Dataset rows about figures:

☆ ☆ ☆ ☆ ☆

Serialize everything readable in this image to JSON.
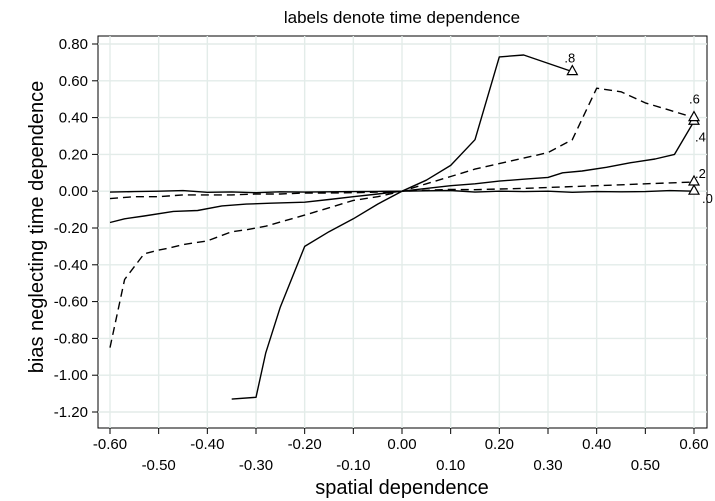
{
  "chart_data": {
    "type": "line",
    "title": "labels denote time dependence",
    "xlabel": "spatial dependence",
    "ylabel": "bias neglecting time dependence",
    "xlim": [
      -0.6,
      0.6
    ],
    "ylim": [
      -1.2,
      0.8
    ],
    "grid": true,
    "legend": "none",
    "x_ticks": [
      "-0.60",
      "-0.50",
      "-0.40",
      "-0.30",
      "-0.20",
      "-0.10",
      "0.00",
      "0.10",
      "0.20",
      "0.30",
      "0.40",
      "0.50",
      "0.60"
    ],
    "y_ticks": [
      "-1.20",
      "-1.00",
      "-0.80",
      "-0.60",
      "-0.40",
      "-0.20",
      "0.00",
      "0.20",
      "0.40",
      "0.60",
      "0.80"
    ],
    "series": [
      {
        "name": ".0",
        "line_style": "solid",
        "x": [
          -0.6,
          -0.55,
          -0.5,
          -0.45,
          -0.4,
          -0.35,
          -0.3,
          -0.25,
          -0.2,
          -0.15,
          -0.1,
          -0.05,
          0.0,
          0.05,
          0.1,
          0.15,
          0.2,
          0.25,
          0.3,
          0.35,
          0.4,
          0.45,
          0.5,
          0.55,
          0.6
        ],
        "y": [
          -0.005,
          -0.002,
          0.0,
          0.003,
          -0.006,
          -0.004,
          -0.008,
          -0.003,
          -0.005,
          -0.003,
          -0.002,
          -0.001,
          0.0,
          0.002,
          0.004,
          -0.005,
          0.0,
          -0.002,
          0.0,
          -0.006,
          -0.002,
          -0.003,
          -0.002,
          0.003,
          0.0
        ]
      },
      {
        "name": ".2",
        "line_style": "dashed",
        "x": [
          -0.6,
          -0.55,
          -0.5,
          -0.45,
          -0.4,
          -0.35,
          -0.3,
          -0.25,
          -0.2,
          -0.15,
          -0.1,
          -0.05,
          0.0,
          0.05,
          0.1,
          0.15,
          0.2,
          0.25,
          0.3,
          0.35,
          0.4,
          0.45,
          0.5,
          0.55,
          0.6
        ],
        "y": [
          -0.04,
          -0.03,
          -0.03,
          -0.02,
          -0.02,
          -0.02,
          -0.015,
          -0.015,
          -0.01,
          -0.01,
          -0.008,
          -0.005,
          0.0,
          0.005,
          0.01,
          0.008,
          0.012,
          0.015,
          0.02,
          0.025,
          0.03,
          0.035,
          0.04,
          0.045,
          0.05
        ]
      },
      {
        "name": ".4",
        "line_style": "solid",
        "x": [
          -0.6,
          -0.57,
          -0.53,
          -0.47,
          -0.42,
          -0.37,
          -0.32,
          -0.27,
          -0.2,
          -0.15,
          -0.1,
          -0.05,
          0.0,
          0.05,
          0.1,
          0.15,
          0.2,
          0.25,
          0.3,
          0.33,
          0.37,
          0.42,
          0.47,
          0.52,
          0.56,
          0.6
        ],
        "y": [
          -0.17,
          -0.15,
          -0.135,
          -0.11,
          -0.105,
          -0.08,
          -0.07,
          -0.065,
          -0.06,
          -0.045,
          -0.03,
          -0.015,
          0.0,
          0.015,
          0.03,
          0.04,
          0.055,
          0.065,
          0.075,
          0.1,
          0.11,
          0.13,
          0.155,
          0.175,
          0.2,
          0.38
        ]
      },
      {
        "name": ".6",
        "line_style": "dashed",
        "x": [
          -0.6,
          -0.57,
          -0.53,
          -0.5,
          -0.48,
          -0.45,
          -0.4,
          -0.35,
          -0.32,
          -0.28,
          -0.2,
          -0.15,
          -0.1,
          -0.05,
          0.0,
          0.05,
          0.1,
          0.15,
          0.2,
          0.25,
          0.3,
          0.35,
          0.4,
          0.45,
          0.5,
          0.55,
          0.6
        ],
        "y": [
          -0.85,
          -0.48,
          -0.34,
          -0.32,
          -0.31,
          -0.29,
          -0.27,
          -0.22,
          -0.21,
          -0.19,
          -0.13,
          -0.09,
          -0.05,
          -0.03,
          0.0,
          0.04,
          0.08,
          0.12,
          0.15,
          0.18,
          0.21,
          0.28,
          0.56,
          0.54,
          0.48,
          0.44,
          0.4
        ]
      },
      {
        "name": ".8",
        "line_style": "solid",
        "x": [
          -0.35,
          -0.3,
          -0.28,
          -0.25,
          -0.2,
          -0.15,
          -0.1,
          -0.05,
          0.0,
          0.05,
          0.1,
          0.15,
          0.2,
          0.25,
          0.35
        ],
        "y": [
          -1.13,
          -1.12,
          -0.88,
          -0.63,
          -0.3,
          -0.22,
          -0.15,
          -0.07,
          0.0,
          0.06,
          0.14,
          0.28,
          0.73,
          0.74,
          0.65
        ]
      }
    ],
    "end_markers": "triangle"
  }
}
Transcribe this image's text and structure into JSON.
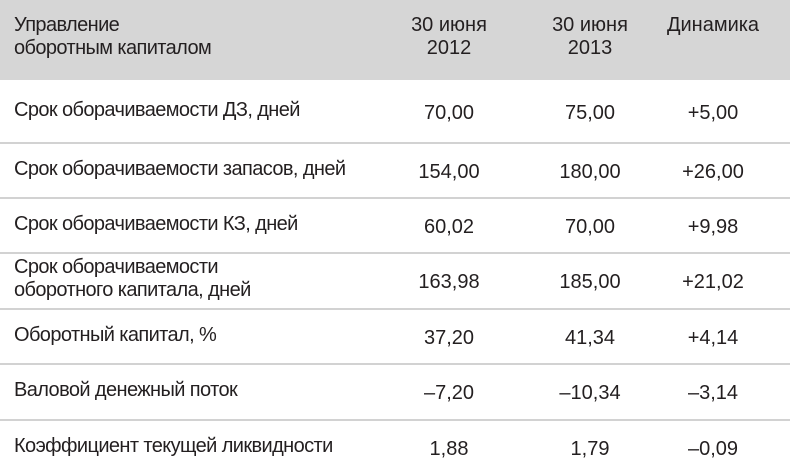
{
  "header": {
    "title_line1": "Управление",
    "title_line2": "оборотным капиталом",
    "col1_line1": "30 июня",
    "col1_line2": "2012",
    "col2_line1": "30 июня",
    "col2_line2": "2013",
    "col3": "Динамика"
  },
  "rows": [
    {
      "label": "Срок оборачиваемости ДЗ, дней",
      "v2012": "70,00",
      "v2013": "75,00",
      "change": "+5,00"
    },
    {
      "label": "Срок оборачиваемости запасов, дней",
      "v2012": "154,00",
      "v2013": "180,00",
      "change": "+26,00"
    },
    {
      "label": "Срок оборачиваемости КЗ, дней",
      "v2012": "60,02",
      "v2013": "70,00",
      "change": "+9,98"
    },
    {
      "label_line1": "Срок оборачиваемости",
      "label_line2": "оборотного капитала, дней",
      "v2012": "163,98",
      "v2013": "185,00",
      "change": "+21,02"
    },
    {
      "label": "Оборотный капитал, %",
      "v2012": "37,20",
      "v2013": "41,34",
      "change": "+4,14"
    },
    {
      "label": "Валовой денежный поток",
      "v2012": "–7,20",
      "v2013": "–10,34",
      "change": "–3,14"
    },
    {
      "label": "Коэффициент текущей ликвидности",
      "v2012": "1,88",
      "v2013": "1,79",
      "change": "–0,09"
    }
  ],
  "colors": {
    "header_bg": "#d6d6d6",
    "separator": "#d2d2d2",
    "text": "#231f20"
  }
}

☆ ☆ ☆ ☆ ☆

WHAT THIS TASK INVOLVES
Transcribe all of the entries word for word, but skip any pictures they contain.

REPLY TO THE EXERCISE
Serialize everything readable in this image to JSON.
{
  "chart_data": {
    "type": "line",
    "title": "labels denote time dependence",
    "xlabel": "spatial dependence",
    "ylabel": "bias neglecting time dependence",
    "xlim": [
      -0.6,
      0.6
    ],
    "ylim": [
      -1.2,
      0.8
    ],
    "grid": true,
    "legend": "none",
    "x_ticks": [
      "-0.60",
      "-0.50",
      "-0.40",
      "-0.30",
      "-0.20",
      "-0.10",
      "0.00",
      "0.10",
      "0.20",
      "0.30",
      "0.40",
      "0.50",
      "0.60"
    ],
    "y_ticks": [
      "-1.20",
      "-1.00",
      "-0.80",
      "-0.60",
      "-0.40",
      "-0.20",
      "0.00",
      "0.20",
      "0.40",
      "0.60",
      "0.80"
    ],
    "series": [
      {
        "name": ".0",
        "line_style": "solid",
        "x": [
          -0.6,
          -0.55,
          -0.5,
          -0.45,
          -0.4,
          -0.35,
          -0.3,
          -0.25,
          -0.2,
          -0.15,
          -0.1,
          -0.05,
          0.0,
          0.05,
          0.1,
          0.15,
          0.2,
          0.25,
          0.3,
          0.35,
          0.4,
          0.45,
          0.5,
          0.55,
          0.6
        ],
        "y": [
          -0.005,
          -0.002,
          0.0,
          0.003,
          -0.006,
          -0.004,
          -0.008,
          -0.003,
          -0.005,
          -0.003,
          -0.002,
          -0.001,
          0.0,
          0.002,
          0.004,
          -0.005,
          0.0,
          -0.002,
          0.0,
          -0.006,
          -0.002,
          -0.003,
          -0.002,
          0.003,
          0.0
        ]
      },
      {
        "name": ".2",
        "line_style": "dashed",
        "x": [
          -0.6,
          -0.55,
          -0.5,
          -0.45,
          -0.4,
          -0.35,
          -0.3,
          -0.25,
          -0.2,
          -0.15,
          -0.1,
          -0.05,
          0.0,
          0.05,
          0.1,
          0.15,
          0.2,
          0.25,
          0.3,
          0.35,
          0.4,
          0.45,
          0.5,
          0.55,
          0.6
        ],
        "y": [
          -0.04,
          -0.03,
          -0.03,
          -0.02,
          -0.02,
          -0.02,
          -0.015,
          -0.015,
          -0.01,
          -0.01,
          -0.008,
          -0.005,
          0.0,
          0.005,
          0.01,
          0.008,
          0.012,
          0.015,
          0.02,
          0.025,
          0.03,
          0.035,
          0.04,
          0.045,
          0.05
        ]
      },
      {
        "name": ".4",
        "line_style": "solid",
        "x": [
          -0.6,
          -0.57,
          -0.53,
          -0.47,
          -0.42,
          -0.37,
          -0.32,
          -0.27,
          -0.2,
          -0.15,
          -0.1,
          -0.05,
          0.0,
          0.05,
          0.1,
          0.15,
          0.2,
          0.25,
          0.3,
          0.33,
          0.37,
          0.42,
          0.47,
          0.52,
          0.56,
          0.6
        ],
        "y": [
          -0.17,
          -0.15,
          -0.135,
          -0.11,
          -0.105,
          -0.08,
          -0.07,
          -0.065,
          -0.06,
          -0.045,
          -0.03,
          -0.015,
          0.0,
          0.015,
          0.03,
          0.04,
          0.055,
          0.065,
          0.075,
          0.1,
          0.11,
          0.13,
          0.155,
          0.175,
          0.2,
          0.38
        ]
      },
      {
        "name": ".6",
        "line_style": "dashed",
        "x": [
          -0.6,
          -0.57,
          -0.53,
          -0.5,
          -0.48,
          -0.45,
          -0.4,
          -0.35,
          -0.32,
          -0.28,
          -0.2,
          -0.15,
          -0.1,
          -0.05,
          0.0,
          0.05,
          0.1,
          0.15,
          0.2,
          0.25,
          0.3,
          0.35,
          0.4,
          0.45,
          0.5,
          0.55,
          0.6
        ],
        "y": [
          -0.85,
          -0.48,
          -0.34,
          -0.32,
          -0.31,
          -0.29,
          -0.27,
          -0.22,
          -0.21,
          -0.19,
          -0.13,
          -0.09,
          -0.05,
          -0.03,
          0.0,
          0.04,
          0.08,
          0.12,
          0.15,
          0.18,
          0.21,
          0.28,
          0.56,
          0.54,
          0.48,
          0.44,
          0.4
        ]
      },
      {
        "name": ".8",
        "line_style": "solid",
        "x": [
          -0.35,
          -0.3,
          -0.28,
          -0.25,
          -0.2,
          -0.15,
          -0.1,
          -0.05,
          0.0,
          0.05,
          0.1,
          0.15,
          0.2,
          0.25,
          0.35
        ],
        "y": [
          -1.13,
          -1.12,
          -0.88,
          -0.63,
          -0.3,
          -0.22,
          -0.15,
          -0.07,
          0.0,
          0.06,
          0.14,
          0.28,
          0.73,
          0.74,
          0.65
        ]
      }
    ],
    "end_markers": "triangle"
  }
}
Transcribe this image's text and structure into JSON.
{
  "header": {
    "title_line1": "Управление",
    "title_line2": "оборотным капиталом",
    "col1_line1": "30 июня",
    "col1_line2": "2012",
    "col2_line1": "30 июня",
    "col2_line2": "2013",
    "col3": "Динамика"
  },
  "rows": [
    {
      "label": "Срок оборачиваемости ДЗ, дней",
      "v2012": "70,00",
      "v2013": "75,00",
      "change": "+5,00"
    },
    {
      "label": "Срок оборачиваемости запасов, дней",
      "v2012": "154,00",
      "v2013": "180,00",
      "change": "+26,00"
    },
    {
      "label": "Срок оборачиваемости КЗ, дней",
      "v2012": "60,02",
      "v2013": "70,00",
      "change": "+9,98"
    },
    {
      "label_line1": "Срок оборачиваемости",
      "label_line2": "оборотного капитала, дней",
      "v2012": "163,98",
      "v2013": "185,00",
      "change": "+21,02"
    },
    {
      "label": "Оборотный капитал, %",
      "v2012": "37,20",
      "v2013": "41,34",
      "change": "+4,14"
    },
    {
      "label": "Валовой денежный поток",
      "v2012": "–7,20",
      "v2013": "–10,34",
      "change": "–3,14"
    },
    {
      "label": "Коэффициент текущей ликвидности",
      "v2012": "1,88",
      "v2013": "1,79",
      "change": "–0,09"
    }
  ],
  "colors": {
    "header_bg": "#d6d6d6",
    "separator": "#d2d2d2",
    "text": "#231f20"
  }
}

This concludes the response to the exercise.